## begin Supplied records

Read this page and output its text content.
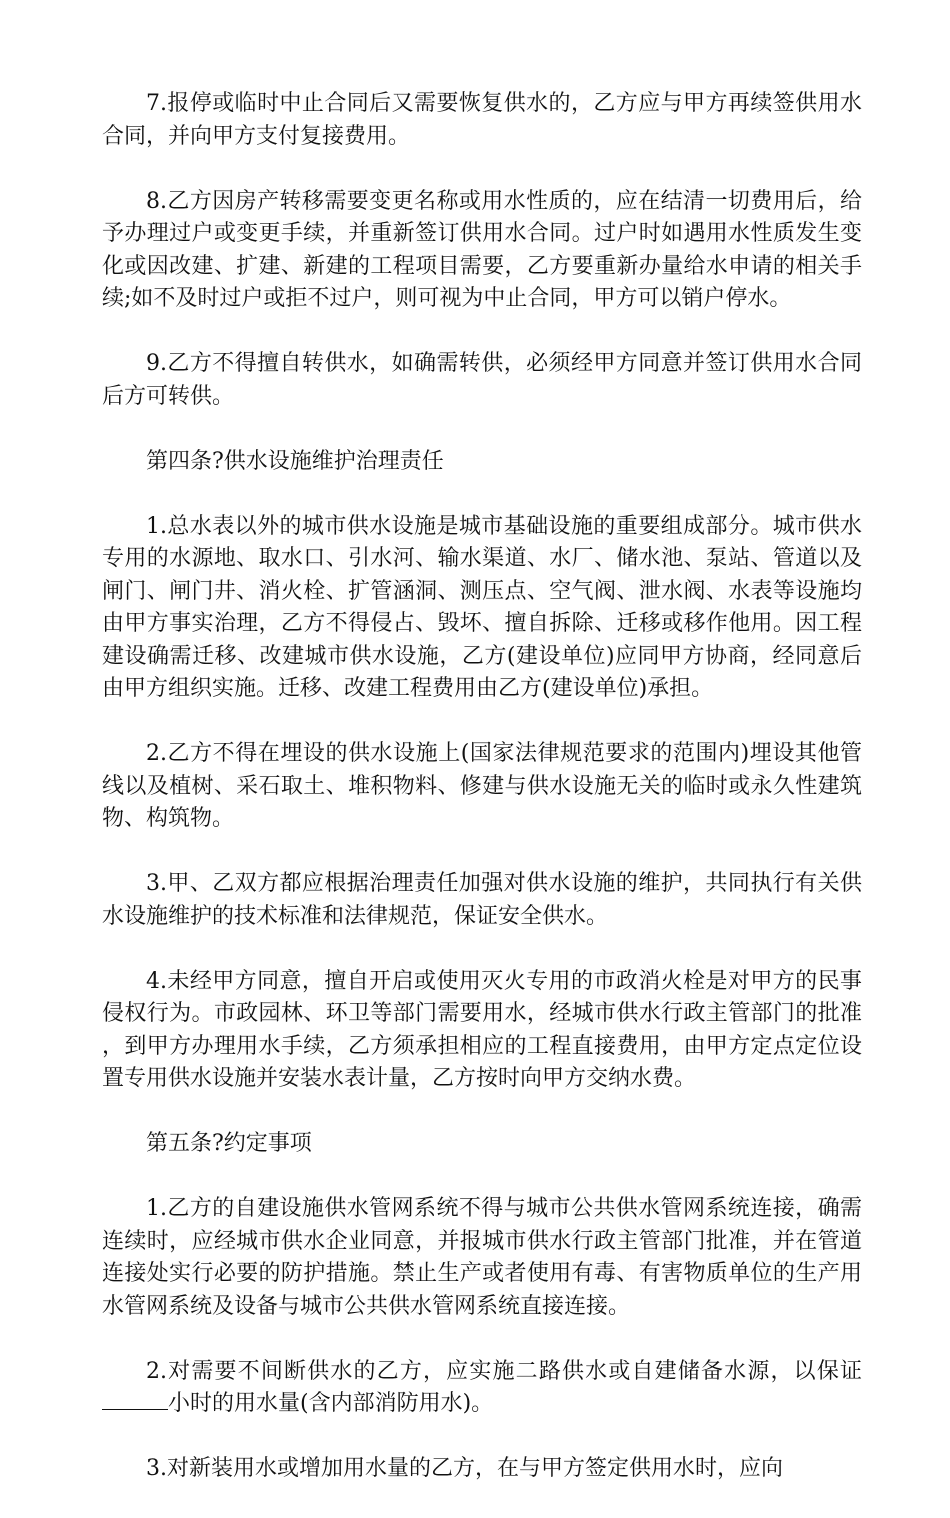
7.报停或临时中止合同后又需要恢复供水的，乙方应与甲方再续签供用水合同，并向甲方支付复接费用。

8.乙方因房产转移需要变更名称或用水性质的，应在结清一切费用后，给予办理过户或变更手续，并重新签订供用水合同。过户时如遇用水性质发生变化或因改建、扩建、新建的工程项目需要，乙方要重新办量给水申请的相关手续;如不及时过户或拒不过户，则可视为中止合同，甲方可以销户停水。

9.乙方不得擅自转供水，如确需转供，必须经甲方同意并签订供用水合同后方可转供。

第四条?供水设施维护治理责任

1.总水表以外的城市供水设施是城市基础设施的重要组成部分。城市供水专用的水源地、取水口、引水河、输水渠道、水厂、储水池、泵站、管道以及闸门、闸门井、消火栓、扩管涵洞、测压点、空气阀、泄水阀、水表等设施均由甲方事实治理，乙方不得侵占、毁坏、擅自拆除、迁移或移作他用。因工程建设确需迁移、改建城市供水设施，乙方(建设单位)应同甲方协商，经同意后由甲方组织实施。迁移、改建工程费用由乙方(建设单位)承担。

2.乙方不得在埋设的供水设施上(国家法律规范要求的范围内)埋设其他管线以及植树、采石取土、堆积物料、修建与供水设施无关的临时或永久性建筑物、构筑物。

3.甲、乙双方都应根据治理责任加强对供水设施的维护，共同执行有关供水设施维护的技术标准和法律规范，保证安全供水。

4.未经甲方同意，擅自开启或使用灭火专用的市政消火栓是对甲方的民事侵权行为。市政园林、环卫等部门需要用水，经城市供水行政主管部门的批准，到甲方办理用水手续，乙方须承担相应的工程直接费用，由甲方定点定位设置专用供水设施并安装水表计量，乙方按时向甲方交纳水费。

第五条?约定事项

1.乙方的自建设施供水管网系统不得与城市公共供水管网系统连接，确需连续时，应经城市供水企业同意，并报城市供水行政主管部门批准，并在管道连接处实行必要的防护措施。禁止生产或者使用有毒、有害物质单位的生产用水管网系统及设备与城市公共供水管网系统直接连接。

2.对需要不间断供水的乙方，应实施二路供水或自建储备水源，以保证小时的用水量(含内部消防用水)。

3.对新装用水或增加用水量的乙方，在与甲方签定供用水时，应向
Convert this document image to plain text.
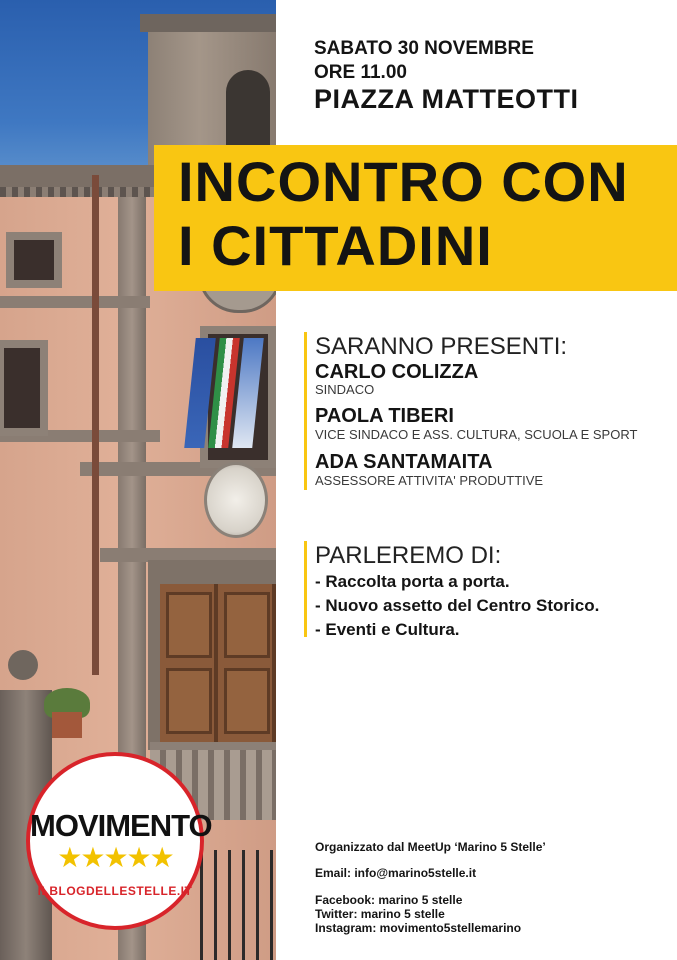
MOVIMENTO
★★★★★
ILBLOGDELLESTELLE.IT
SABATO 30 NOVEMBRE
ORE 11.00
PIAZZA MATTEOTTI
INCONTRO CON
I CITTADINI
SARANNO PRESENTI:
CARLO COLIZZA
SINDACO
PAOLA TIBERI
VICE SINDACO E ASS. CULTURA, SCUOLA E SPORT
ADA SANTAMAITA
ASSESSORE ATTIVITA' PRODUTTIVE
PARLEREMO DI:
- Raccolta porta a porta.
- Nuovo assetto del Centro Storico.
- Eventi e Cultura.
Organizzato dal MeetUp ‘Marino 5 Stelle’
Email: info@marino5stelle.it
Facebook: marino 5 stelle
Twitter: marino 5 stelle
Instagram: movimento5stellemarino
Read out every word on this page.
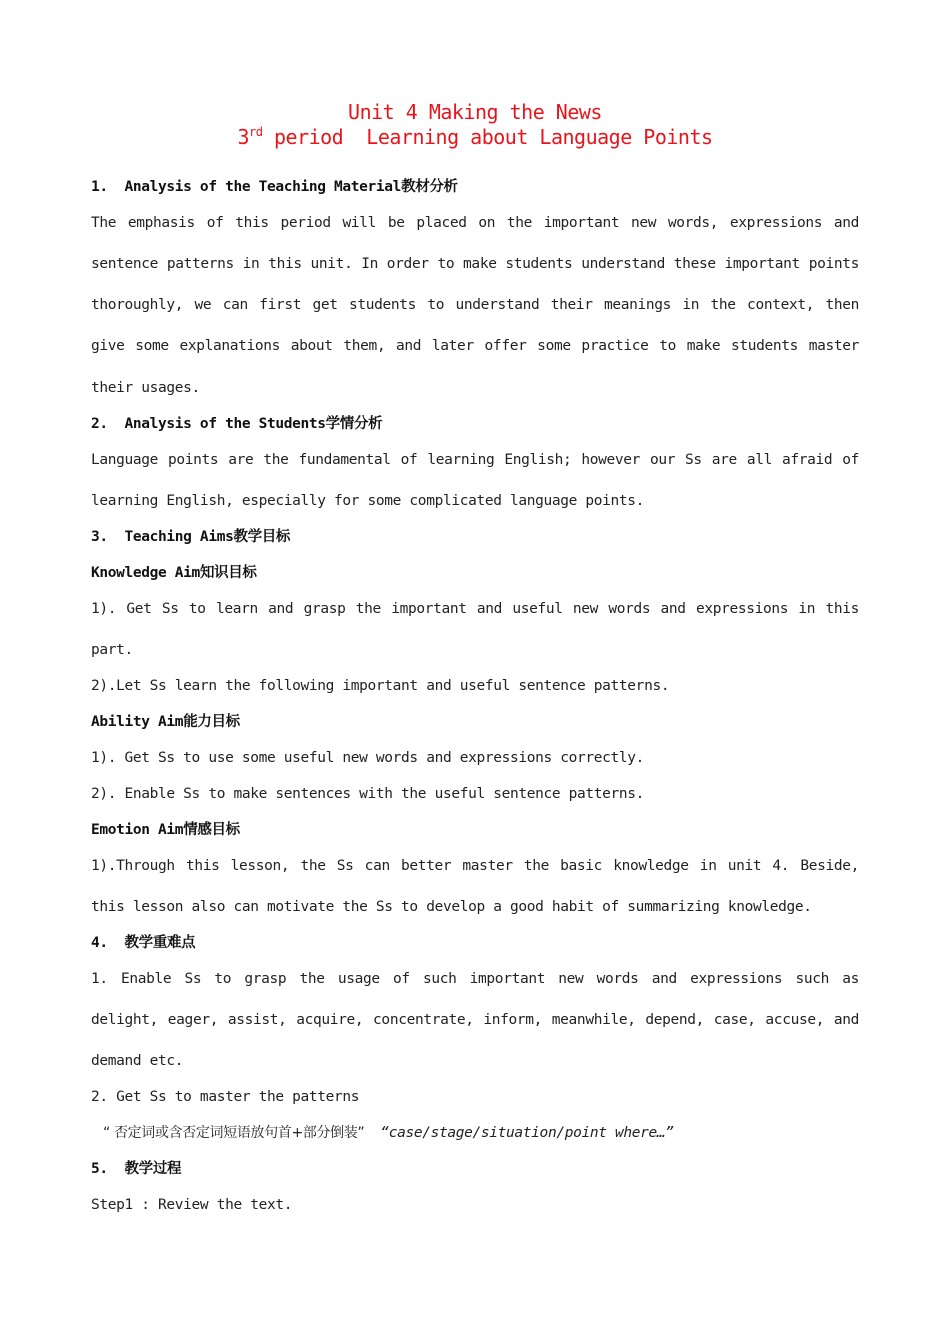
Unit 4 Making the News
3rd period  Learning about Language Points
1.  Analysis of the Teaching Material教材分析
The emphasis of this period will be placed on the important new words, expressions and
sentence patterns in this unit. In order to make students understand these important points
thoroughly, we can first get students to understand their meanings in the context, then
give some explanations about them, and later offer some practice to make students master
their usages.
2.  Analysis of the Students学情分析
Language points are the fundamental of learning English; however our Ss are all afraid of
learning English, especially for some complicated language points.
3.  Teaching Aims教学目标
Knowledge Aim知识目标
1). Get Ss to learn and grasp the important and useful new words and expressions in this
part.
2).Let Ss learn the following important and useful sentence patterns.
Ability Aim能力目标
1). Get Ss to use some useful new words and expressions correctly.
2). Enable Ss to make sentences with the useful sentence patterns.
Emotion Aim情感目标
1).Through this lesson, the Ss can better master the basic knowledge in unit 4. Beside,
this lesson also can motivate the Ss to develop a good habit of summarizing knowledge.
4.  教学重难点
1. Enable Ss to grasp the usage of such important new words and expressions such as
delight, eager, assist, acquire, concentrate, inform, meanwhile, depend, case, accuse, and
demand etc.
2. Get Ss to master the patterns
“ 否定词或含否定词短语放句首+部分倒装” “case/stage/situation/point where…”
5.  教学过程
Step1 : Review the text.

## end Supplied records
## begin Supplied records

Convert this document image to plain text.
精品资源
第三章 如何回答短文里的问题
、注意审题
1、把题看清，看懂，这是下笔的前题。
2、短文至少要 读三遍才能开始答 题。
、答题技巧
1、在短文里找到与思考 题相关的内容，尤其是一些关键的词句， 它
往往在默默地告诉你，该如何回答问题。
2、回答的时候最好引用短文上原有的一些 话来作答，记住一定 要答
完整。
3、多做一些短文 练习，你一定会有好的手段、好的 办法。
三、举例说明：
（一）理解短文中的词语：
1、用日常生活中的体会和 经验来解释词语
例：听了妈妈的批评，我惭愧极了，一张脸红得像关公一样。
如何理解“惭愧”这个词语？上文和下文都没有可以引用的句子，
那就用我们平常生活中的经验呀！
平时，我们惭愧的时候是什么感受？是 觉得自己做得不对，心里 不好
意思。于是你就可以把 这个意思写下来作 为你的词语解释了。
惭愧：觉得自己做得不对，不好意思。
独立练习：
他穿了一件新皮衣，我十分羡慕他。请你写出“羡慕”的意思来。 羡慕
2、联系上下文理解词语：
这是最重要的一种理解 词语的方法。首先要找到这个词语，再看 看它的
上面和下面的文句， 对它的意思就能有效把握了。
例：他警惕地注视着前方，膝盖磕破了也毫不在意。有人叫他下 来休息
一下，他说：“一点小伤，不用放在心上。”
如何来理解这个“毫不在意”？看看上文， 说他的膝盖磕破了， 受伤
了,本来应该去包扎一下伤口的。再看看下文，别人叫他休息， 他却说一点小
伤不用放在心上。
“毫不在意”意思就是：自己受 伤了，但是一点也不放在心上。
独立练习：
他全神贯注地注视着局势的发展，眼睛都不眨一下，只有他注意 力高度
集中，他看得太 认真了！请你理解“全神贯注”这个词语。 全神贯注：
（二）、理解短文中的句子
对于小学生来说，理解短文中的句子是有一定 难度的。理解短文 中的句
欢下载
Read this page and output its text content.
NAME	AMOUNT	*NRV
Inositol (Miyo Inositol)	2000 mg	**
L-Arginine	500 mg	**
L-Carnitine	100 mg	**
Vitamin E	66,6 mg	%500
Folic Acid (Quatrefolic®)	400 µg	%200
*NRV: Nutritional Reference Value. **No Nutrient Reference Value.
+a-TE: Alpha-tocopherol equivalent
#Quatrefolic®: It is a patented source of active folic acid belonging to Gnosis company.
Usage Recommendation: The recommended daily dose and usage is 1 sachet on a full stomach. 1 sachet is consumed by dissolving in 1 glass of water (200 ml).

## end Supplied records
## begin Supplied records

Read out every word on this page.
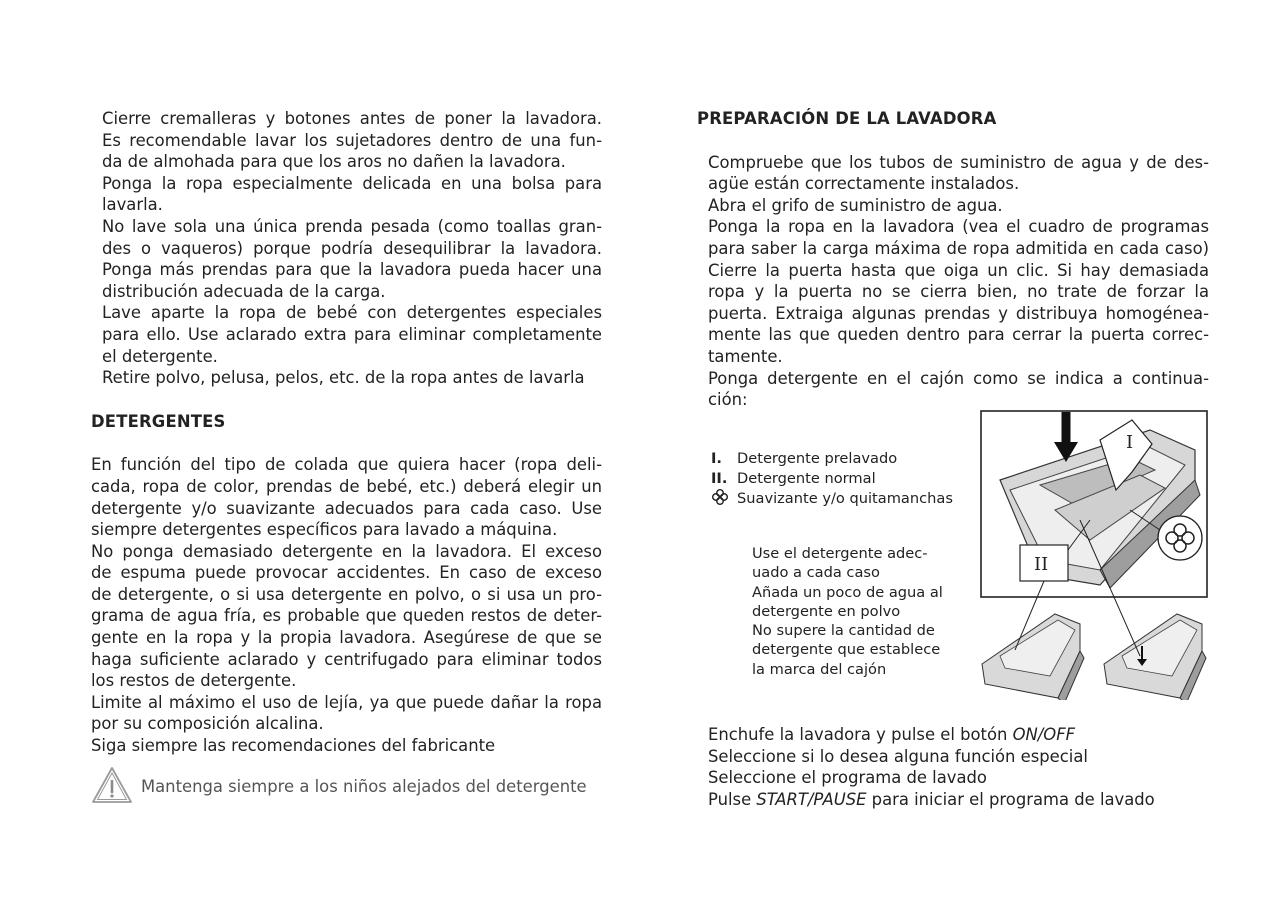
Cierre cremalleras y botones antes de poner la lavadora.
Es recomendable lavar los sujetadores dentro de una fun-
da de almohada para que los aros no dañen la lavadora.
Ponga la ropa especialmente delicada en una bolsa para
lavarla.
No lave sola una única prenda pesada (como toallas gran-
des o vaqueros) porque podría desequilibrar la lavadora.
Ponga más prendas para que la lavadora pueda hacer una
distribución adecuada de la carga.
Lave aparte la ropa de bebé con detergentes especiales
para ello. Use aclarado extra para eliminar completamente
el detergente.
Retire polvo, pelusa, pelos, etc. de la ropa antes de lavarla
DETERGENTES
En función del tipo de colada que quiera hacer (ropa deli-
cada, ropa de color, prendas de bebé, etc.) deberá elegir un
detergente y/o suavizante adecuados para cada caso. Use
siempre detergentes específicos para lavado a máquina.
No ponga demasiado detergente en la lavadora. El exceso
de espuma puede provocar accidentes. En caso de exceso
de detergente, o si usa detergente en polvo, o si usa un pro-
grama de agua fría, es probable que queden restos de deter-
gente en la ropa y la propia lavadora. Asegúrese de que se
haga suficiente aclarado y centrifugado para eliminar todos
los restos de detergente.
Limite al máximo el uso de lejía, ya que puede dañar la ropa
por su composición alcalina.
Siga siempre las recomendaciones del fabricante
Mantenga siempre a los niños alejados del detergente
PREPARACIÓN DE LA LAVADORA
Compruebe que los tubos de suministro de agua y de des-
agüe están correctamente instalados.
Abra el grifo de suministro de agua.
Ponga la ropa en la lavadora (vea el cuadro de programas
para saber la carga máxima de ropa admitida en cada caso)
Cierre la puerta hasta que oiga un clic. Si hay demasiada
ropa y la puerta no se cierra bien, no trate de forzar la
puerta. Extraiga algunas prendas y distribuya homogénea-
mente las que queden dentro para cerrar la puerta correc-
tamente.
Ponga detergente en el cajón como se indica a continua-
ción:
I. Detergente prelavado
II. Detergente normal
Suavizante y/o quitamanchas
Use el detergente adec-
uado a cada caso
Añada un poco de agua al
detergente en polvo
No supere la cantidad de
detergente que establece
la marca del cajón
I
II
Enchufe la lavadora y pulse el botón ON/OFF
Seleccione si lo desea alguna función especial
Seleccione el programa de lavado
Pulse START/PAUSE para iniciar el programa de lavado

## end Supplied records

Show every line in the entries where the string "siempre" occurs.

> Full answer:
siempre detergentes específicos para lavado a máquina.
Siga siempre las recomendaciones del fabricante
Mantenga siempre a los niños alejados del detergente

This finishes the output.